◆ **THE PROBLEM**
Show every line in the entries below where the word "Christine" appears.

═══ MATERIAL TO PROCESS

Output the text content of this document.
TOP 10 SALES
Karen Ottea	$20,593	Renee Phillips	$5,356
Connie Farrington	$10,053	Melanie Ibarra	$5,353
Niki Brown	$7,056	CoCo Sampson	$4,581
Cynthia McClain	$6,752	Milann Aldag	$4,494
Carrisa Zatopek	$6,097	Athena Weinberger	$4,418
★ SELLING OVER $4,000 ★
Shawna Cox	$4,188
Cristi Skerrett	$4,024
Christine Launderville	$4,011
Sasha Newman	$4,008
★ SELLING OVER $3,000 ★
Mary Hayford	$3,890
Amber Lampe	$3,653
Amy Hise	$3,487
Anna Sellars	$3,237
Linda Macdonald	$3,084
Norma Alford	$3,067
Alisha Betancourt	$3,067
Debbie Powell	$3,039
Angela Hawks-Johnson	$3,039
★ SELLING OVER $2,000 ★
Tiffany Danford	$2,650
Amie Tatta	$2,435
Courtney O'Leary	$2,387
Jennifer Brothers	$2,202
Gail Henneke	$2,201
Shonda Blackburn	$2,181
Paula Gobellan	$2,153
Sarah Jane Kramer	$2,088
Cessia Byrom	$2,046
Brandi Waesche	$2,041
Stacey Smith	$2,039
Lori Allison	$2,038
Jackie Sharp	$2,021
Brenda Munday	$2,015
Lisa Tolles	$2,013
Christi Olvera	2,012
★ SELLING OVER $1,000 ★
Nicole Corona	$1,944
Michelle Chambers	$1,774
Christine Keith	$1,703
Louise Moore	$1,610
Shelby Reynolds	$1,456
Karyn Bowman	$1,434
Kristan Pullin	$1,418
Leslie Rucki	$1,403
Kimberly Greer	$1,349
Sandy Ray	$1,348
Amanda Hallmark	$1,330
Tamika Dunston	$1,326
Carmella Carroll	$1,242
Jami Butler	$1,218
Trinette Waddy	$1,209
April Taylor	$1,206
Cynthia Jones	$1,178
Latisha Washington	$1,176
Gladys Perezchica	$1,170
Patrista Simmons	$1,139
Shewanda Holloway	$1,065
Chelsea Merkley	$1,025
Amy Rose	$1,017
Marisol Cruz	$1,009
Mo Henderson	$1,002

══════

◆ **SOLUTION**
Christine Launderville	$4,011
Christine Keith	$1,703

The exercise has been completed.